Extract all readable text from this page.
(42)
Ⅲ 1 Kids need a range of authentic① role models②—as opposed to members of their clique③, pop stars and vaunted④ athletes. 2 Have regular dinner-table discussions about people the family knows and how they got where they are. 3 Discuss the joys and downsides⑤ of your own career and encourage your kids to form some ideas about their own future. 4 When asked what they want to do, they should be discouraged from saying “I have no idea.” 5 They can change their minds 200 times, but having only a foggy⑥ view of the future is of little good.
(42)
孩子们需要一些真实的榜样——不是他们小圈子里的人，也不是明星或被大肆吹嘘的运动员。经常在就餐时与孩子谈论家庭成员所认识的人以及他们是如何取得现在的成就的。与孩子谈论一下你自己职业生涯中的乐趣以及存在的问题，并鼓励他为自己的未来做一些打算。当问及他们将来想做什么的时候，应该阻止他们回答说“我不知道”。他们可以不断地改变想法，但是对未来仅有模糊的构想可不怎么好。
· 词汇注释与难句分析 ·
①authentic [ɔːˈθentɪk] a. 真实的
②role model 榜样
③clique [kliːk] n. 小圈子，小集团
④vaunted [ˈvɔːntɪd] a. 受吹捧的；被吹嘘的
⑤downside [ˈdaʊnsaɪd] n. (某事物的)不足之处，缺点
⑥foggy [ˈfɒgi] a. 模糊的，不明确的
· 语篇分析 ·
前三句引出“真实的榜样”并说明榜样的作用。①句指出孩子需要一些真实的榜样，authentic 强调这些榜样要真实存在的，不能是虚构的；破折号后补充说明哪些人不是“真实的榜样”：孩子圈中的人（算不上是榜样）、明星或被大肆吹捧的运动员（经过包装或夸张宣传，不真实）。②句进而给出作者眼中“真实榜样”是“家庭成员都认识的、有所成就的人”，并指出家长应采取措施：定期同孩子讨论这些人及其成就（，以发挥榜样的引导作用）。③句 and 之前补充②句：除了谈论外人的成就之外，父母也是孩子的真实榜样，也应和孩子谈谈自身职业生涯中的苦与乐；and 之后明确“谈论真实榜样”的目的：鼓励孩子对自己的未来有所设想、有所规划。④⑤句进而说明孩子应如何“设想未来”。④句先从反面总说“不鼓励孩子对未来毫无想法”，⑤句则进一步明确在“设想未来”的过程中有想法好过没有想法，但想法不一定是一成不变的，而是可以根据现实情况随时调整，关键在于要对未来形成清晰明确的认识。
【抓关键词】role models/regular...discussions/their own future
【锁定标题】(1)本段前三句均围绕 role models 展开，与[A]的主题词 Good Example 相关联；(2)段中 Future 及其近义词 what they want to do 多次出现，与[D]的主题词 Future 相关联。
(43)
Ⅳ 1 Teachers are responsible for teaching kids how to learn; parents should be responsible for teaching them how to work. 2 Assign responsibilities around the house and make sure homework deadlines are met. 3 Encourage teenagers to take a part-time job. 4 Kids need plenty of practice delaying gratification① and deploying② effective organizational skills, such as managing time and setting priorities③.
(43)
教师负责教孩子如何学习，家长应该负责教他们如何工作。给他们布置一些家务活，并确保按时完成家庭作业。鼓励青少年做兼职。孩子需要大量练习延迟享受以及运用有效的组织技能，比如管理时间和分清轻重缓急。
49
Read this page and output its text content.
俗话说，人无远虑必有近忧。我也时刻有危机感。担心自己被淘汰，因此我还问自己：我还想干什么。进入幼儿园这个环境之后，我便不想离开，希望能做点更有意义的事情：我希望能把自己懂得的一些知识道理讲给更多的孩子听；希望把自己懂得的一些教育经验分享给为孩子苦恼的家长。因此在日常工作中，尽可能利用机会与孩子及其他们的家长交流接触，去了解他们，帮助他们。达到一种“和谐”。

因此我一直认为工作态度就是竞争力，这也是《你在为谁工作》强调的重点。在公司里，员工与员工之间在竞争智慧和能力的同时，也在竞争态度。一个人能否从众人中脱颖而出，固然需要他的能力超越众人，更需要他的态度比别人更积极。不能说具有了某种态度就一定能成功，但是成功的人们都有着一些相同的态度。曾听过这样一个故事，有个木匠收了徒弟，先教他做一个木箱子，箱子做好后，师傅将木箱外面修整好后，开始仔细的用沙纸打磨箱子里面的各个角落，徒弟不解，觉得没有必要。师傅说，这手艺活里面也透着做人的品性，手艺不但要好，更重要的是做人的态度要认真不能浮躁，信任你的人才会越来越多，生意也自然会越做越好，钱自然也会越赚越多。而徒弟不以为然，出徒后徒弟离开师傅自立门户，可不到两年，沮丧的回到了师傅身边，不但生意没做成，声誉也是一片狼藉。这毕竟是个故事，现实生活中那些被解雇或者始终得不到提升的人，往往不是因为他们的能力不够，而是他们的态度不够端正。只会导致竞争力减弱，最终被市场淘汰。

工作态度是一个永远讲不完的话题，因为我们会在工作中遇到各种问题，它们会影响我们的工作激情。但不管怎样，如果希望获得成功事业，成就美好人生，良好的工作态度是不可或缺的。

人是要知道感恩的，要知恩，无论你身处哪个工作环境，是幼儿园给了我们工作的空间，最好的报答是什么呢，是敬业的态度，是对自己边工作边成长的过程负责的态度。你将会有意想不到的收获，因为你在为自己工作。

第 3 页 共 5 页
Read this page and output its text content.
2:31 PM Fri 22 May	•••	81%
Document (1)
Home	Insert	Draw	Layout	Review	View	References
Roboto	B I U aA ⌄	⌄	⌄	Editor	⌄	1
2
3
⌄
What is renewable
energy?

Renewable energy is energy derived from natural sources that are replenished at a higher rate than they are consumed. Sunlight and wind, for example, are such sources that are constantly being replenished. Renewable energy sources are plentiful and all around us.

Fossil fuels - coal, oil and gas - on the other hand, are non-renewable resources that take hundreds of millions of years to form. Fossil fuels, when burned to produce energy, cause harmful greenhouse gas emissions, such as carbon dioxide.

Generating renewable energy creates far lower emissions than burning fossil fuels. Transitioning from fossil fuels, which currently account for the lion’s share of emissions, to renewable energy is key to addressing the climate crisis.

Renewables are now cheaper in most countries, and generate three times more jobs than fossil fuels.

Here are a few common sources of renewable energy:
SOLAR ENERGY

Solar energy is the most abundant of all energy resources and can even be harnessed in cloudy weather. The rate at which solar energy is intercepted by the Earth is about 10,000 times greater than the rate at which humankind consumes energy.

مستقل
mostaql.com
···
▶ _Request_:
Output the records exactly, including every line.

▶ _Exercise output_:
Extract all readable text from this page.
(42)
Ⅲ 1 Kids need a range of authentic① role models②—as opposed to members of their clique③, pop stars and vaunted④ athletes. 2 Have regular dinner-table discussions about people the family knows and how they got where they are. 3 Discuss the joys and downsides⑤ of your own career and encourage your kids to form some ideas about their own future. 4 When asked what they want to do, they should be discouraged from saying “I have no idea.” 5 They can change their minds 200 times, but having only a foggy⑥ view of the future is of little good.
(42)
孩子们需要一些真实的榜样——不是他们小圈子里的人，也不是明星或被大肆吹嘘的运动员。经常在就餐时与孩子谈论家庭成员所认识的人以及他们是如何取得现在的成就的。与孩子谈论一下你自己职业生涯中的乐趣以及存在的问题，并鼓励他为自己的未来做一些打算。当问及他们将来想做什么的时候，应该阻止他们回答说“我不知道”。他们可以不断地改变想法，但是对未来仅有模糊的构想可不怎么好。
· 词汇注释与难句分析 ·
①authentic [ɔːˈθentɪk] a. 真实的
②role model 榜样
③clique [kliːk] n. 小圈子，小集团
④vaunted [ˈvɔːntɪd] a. 受吹捧的；被吹嘘的
⑤downside [ˈdaʊnsaɪd] n. (某事物的)不足之处，缺点
⑥foggy [ˈfɒgi] a. 模糊的，不明确的
· 语篇分析 ·
前三句引出“真实的榜样”并说明榜样的作用。①句指出孩子需要一些真实的榜样，authentic 强调这些榜样要真实存在的，不能是虚构的；破折号后补充说明哪些人不是“真实的榜样”：孩子圈中的人（算不上是榜样）、明星或被大肆吹捧的运动员（经过包装或夸张宣传，不真实）。②句进而给出作者眼中“真实榜样”是“家庭成员都认识的、有所成就的人”，并指出家长应采取措施：定期同孩子讨论这些人及其成就（，以发挥榜样的引导作用）。③句 and 之前补充②句：除了谈论外人的成就之外，父母也是孩子的真实榜样，也应和孩子谈谈自身职业生涯中的苦与乐；and 之后明确“谈论真实榜样”的目的：鼓励孩子对自己的未来有所设想、有所规划。④⑤句进而说明孩子应如何“设想未来”。④句先从反面总说“不鼓励孩子对未来毫无想法”，⑤句则进一步明确在“设想未来”的过程中有想法好过没有想法，但想法不一定是一成不变的，而是可以根据现实情况随时调整，关键在于要对未来形成清晰明确的认识。
【抓关键词】role models/regular...discussions/their own future
【锁定标题】(1)本段前三句均围绕 role models 展开，与[A]的主题词 Good Example 相关联；(2)段中 Future 及其近义词 what they want to do 多次出现，与[D]的主题词 Future 相关联。
(43)
Ⅳ 1 Teachers are responsible for teaching kids how to learn; parents should be responsible for teaching them how to work. 2 Assign responsibilities around the house and make sure homework deadlines are met. 3 Encourage teenagers to take a part-time job. 4 Kids need plenty of practice delaying gratification① and deploying② effective organizational skills, such as managing time and setting priorities③.
(43)
教师负责教孩子如何学习，家长应该负责教他们如何工作。给他们布置一些家务活，并确保按时完成家庭作业。鼓励青少年做兼职。孩子需要大量练习延迟享受以及运用有效的组织技能，比如管理时间和分清轻重缓急。
49
Read this page and output its text content.
俗话说，人无远虑必有近忧。我也时刻有危机感。担心自己被淘汰，因此我还问自己：我还想干什么。进入幼儿园这个环境之后，我便不想离开，希望能做点更有意义的事情：我希望能把自己懂得的一些知识道理讲给更多的孩子听；希望把自己懂得的一些教育经验分享给为孩子苦恼的家长。因此在日常工作中，尽可能利用机会与孩子及其他们的家长交流接触，去了解他们，帮助他们。达到一种“和谐”。

因此我一直认为工作态度就是竞争力，这也是《你在为谁工作》强调的重点。在公司里，员工与员工之间在竞争智慧和能力的同时，也在竞争态度。一个人能否从众人中脱颖而出，固然需要他的能力超越众人，更需要他的态度比别人更积极。不能说具有了某种态度就一定能成功，但是成功的人们都有着一些相同的态度。曾听过这样一个故事，有个木匠收了徒弟，先教他做一个木箱子，箱子做好后，师傅将木箱外面修整好后，开始仔细的用沙纸打磨箱子里面的各个角落，徒弟不解，觉得没有必要。师傅说，这手艺活里面也透着做人的品性，手艺不但要好，更重要的是做人的态度要认真不能浮躁，信任你的人才会越来越多，生意也自然会越做越好，钱自然也会越赚越多。而徒弟不以为然，出徒后徒弟离开师傅自立门户，可不到两年，沮丧的回到了师傅身边，不但生意没做成，声誉也是一片狼藉。这毕竟是个故事，现实生活中那些被解雇或者始终得不到提升的人，往往不是因为他们的能力不够，而是他们的态度不够端正。只会导致竞争力减弱，最终被市场淘汰。

工作态度是一个永远讲不完的话题，因为我们会在工作中遇到各种问题，它们会影响我们的工作激情。但不管怎样，如果希望获得成功事业，成就美好人生，良好的工作态度是不可或缺的。

人是要知道感恩的，要知恩，无论你身处哪个工作环境，是幼儿园给了我们工作的空间，最好的报答是什么呢，是敬业的态度，是对自己边工作边成长的过程负责的态度。你将会有意想不到的收获，因为你在为自己工作。

第 3 页 共 5 页
Read this page and output its text content.
2:31 PM Fri 22 May	•••	81%
Document (1)
Home	Insert	Draw	Layout	Review	View	References
Roboto	B I U aA ⌄	⌄	⌄	Editor	⌄	1
2
3
⌄
What is renewable
energy?

Renewable energy is energy derived from natural sources that are replenished at a higher rate than they are consumed. Sunlight and wind, for example, are such sources that are constantly being replenished. Renewable energy sources are plentiful and all around us.

Fossil fuels - coal, oil and gas - on the other hand, are non-renewable resources that take hundreds of millions of years to form. Fossil fuels, when burned to produce energy, cause harmful greenhouse gas emissions, such as carbon dioxide.

Generating renewable energy creates far lower emissions than burning fossil fuels. Transitioning from fossil fuels, which currently account for the lion’s share of emissions, to renewable energy is key to addressing the climate crisis.

Renewables are now cheaper in most countries, and generate three times more jobs than fossil fuels.

Here are a few common sources of renewable energy:
SOLAR ENERGY

Solar energy is the most abundant of all energy resources and can even be harnessed in cloudy weather. The rate at which solar energy is intercepted by the Earth is about 10,000 times greater than the rate at which humankind consumes energy.

مستقل
mostaql.com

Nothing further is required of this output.